** Objective **
Search the listing below for "Brand". Copy each matching line.

— start of Records to use —

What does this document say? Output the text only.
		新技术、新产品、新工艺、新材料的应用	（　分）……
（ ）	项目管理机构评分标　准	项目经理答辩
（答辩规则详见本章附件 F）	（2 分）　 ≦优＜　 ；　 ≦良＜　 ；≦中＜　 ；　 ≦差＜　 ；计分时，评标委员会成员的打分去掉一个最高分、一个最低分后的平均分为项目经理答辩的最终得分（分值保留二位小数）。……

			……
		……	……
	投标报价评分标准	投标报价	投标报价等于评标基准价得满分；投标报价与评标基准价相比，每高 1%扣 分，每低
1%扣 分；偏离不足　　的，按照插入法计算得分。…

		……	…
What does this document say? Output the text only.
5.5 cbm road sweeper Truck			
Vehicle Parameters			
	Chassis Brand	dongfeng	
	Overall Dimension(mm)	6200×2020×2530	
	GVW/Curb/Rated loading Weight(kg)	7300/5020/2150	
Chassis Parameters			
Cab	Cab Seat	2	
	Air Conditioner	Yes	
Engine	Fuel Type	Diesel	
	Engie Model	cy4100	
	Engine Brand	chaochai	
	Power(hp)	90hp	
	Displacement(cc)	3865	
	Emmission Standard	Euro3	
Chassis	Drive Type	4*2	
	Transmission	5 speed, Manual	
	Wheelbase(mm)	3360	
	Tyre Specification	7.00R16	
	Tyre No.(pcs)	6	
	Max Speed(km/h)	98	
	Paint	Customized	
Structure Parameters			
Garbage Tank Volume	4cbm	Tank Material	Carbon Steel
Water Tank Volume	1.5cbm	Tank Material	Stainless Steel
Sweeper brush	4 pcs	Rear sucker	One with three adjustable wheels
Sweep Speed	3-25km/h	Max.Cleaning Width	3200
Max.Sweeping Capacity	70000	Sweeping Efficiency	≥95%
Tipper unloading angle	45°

— end of Records to use —

** Written solution **
	Chassis Brand	dongfeng	
	Engine Brand	chaochai	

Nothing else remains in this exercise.